AIM: Reproduce every record below exactly as written, leaving out any pictures.
***** EXCERPTED RECORDS *****
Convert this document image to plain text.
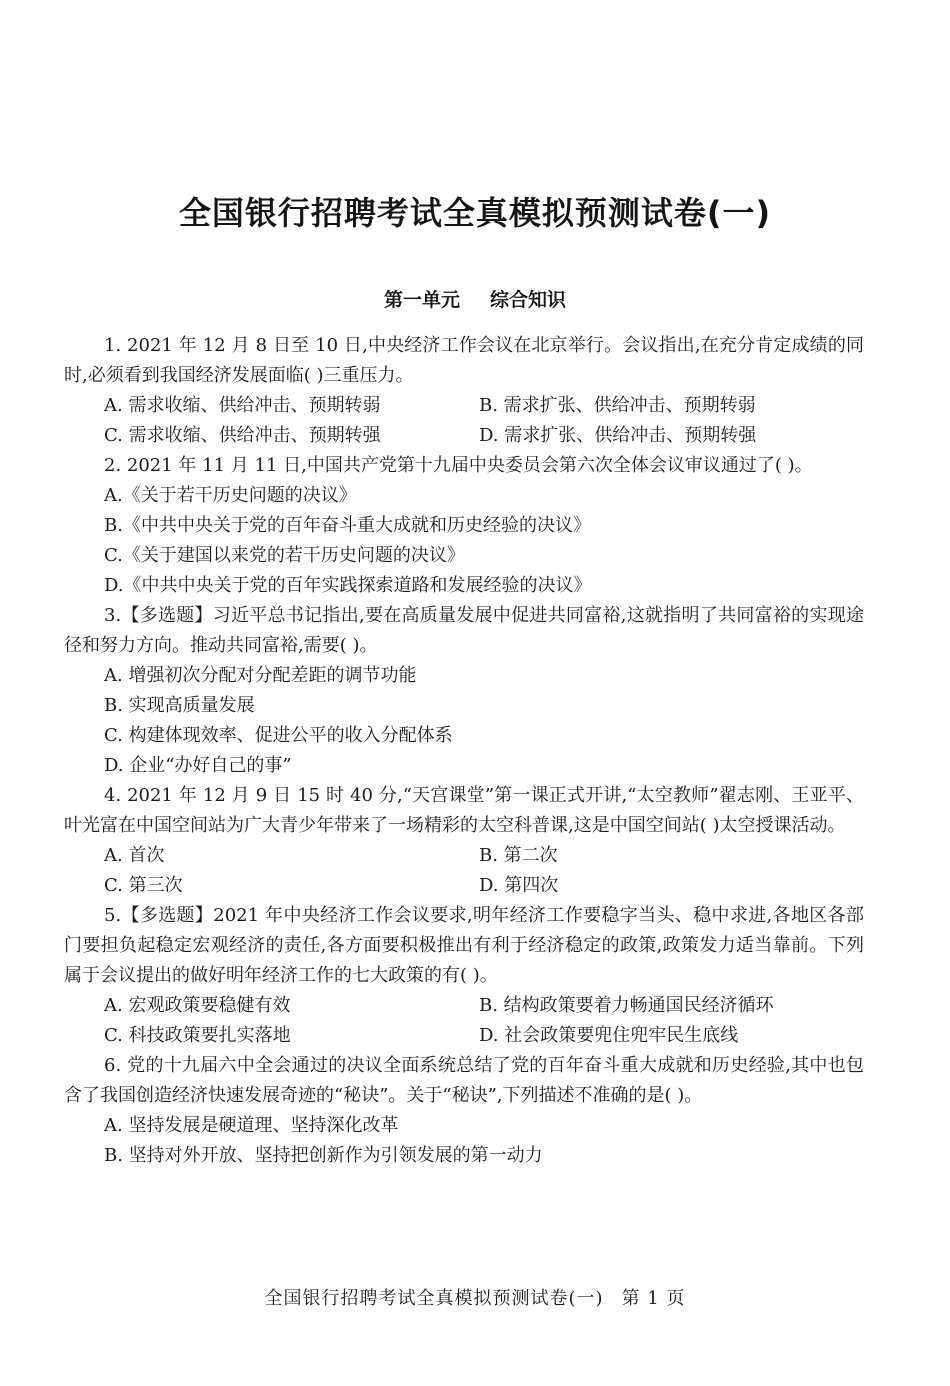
全国银行招聘考试全真模拟预测试卷(一)
第一单元 综合知识

1. 2021 年 12 月 8 日至 10 日,中央经济工作会议在北京举行。会议指出,在充分肯定成绩的同时,必须看到我国经济发展面临( )三重压力。

A. 需求收缩、供给冲击、预期转弱	B. 需求扩张、供给冲击、预期转弱
C. 需求收缩、供给冲击、预期转强	D. 需求扩张、供给冲击、预期转强

2. 2021 年 11 月 11 日,中国共产党第十九届中央委员会第六次全体会议审议通过了( )。

A.《关于若干历史问题的决议》

B.《中共中央关于党的百年奋斗重大成就和历史经验的决议》

C.《关于建国以来党的若干历史问题的决议》

D.《中共中央关于党的百年实践探索道路和发展经验的决议》

3.【多选题】习近平总书记指出,要在高质量发展中促进共同富裕,这就指明了共同富裕的实现途径和努力方向。推动共同富裕,需要( )。

A. 增强初次分配对分配差距的调节功能

B. 实现高质量发展

C. 构建体现效率、促进公平的收入分配体系

D. 企业“办好自己的事”

4. 2021 年 12 月 9 日 15 时 40 分,“天宫课堂”第一课正式开讲,“太空教师”翟志刚、王亚平、叶光富在中国空间站为广大青少年带来了一场精彩的太空科普课,这是中国空间站( )太空授课活动。

A. 首次	B. 第二次
C. 第三次	D. 第四次

5.【多选题】2021 年中央经济工作会议要求,明年经济工作要稳字当头、稳中求进,各地区各部门要担负起稳定宏观经济的责任,各方面要积极推出有利于经济稳定的政策,政策发力适当靠前。下列属于会议提出的做好明年经济工作的七大政策的有( )。

A. 宏观政策要稳健有效	B. 结构政策要着力畅通国民经济循环
C. 科技政策要扎实落地	D. 社会政策要兜住兜牢民生底线

6. 党的十九届六中全会通过的决议全面系统总结了党的百年奋斗重大成就和历史经验,其中也包含了我国创造经济快速发展奇迹的“秘诀”。关于“秘诀”,下列描述不准确的是( )。

A. 坚持发展是硬道理、坚持深化改革

B. 坚持对外开放、坚持把创新作为引领发展的第一动力

全国银行招聘考试全真模拟预测试卷(一) 第 1 页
*****
OUTPUT OF THE EXERCISE:
Convert this document image to plain text.
全国银行招聘考试全真模拟预测试卷(一)
第一单元 综合知识

1. 2021 年 12 月 8 日至 10 日,中央经济工作会议在北京举行。会议指出,在充分肯定成绩的同时,必须看到我国经济发展面临( )三重压力。

A. 需求收缩、供给冲击、预期转弱	B. 需求扩张、供给冲击、预期转弱
C. 需求收缩、供给冲击、预期转强	D. 需求扩张、供给冲击、预期转强

2. 2021 年 11 月 11 日,中国共产党第十九届中央委员会第六次全体会议审议通过了( )。

A.《关于若干历史问题的决议》

B.《中共中央关于党的百年奋斗重大成就和历史经验的决议》

C.《关于建国以来党的若干历史问题的决议》

D.《中共中央关于党的百年实践探索道路和发展经验的决议》

3.【多选题】习近平总书记指出,要在高质量发展中促进共同富裕,这就指明了共同富裕的实现途径和努力方向。推动共同富裕,需要( )。

A. 增强初次分配对分配差距的调节功能

B. 实现高质量发展

C. 构建体现效率、促进公平的收入分配体系

D. 企业“办好自己的事”

4. 2021 年 12 月 9 日 15 时 40 分,“天宫课堂”第一课正式开讲,“太空教师”翟志刚、王亚平、叶光富在中国空间站为广大青少年带来了一场精彩的太空科普课,这是中国空间站( )太空授课活动。

A. 首次	B. 第二次
C. 第三次	D. 第四次

5.【多选题】2021 年中央经济工作会议要求,明年经济工作要稳字当头、稳中求进,各地区各部门要担负起稳定宏观经济的责任,各方面要积极推出有利于经济稳定的政策,政策发力适当靠前。下列属于会议提出的做好明年经济工作的七大政策的有( )。

A. 宏观政策要稳健有效	B. 结构政策要着力畅通国民经济循环
C. 科技政策要扎实落地	D. 社会政策要兜住兜牢民生底线

6. 党的十九届六中全会通过的决议全面系统总结了党的百年奋斗重大成就和历史经验,其中也包含了我国创造经济快速发展奇迹的“秘诀”。关于“秘诀”,下列描述不准确的是( )。

A. 坚持发展是硬道理、坚持深化改革

B. 坚持对外开放、坚持把创新作为引领发展的第一动力

全国银行招聘考试全真模拟预测试卷(一) 第 1 页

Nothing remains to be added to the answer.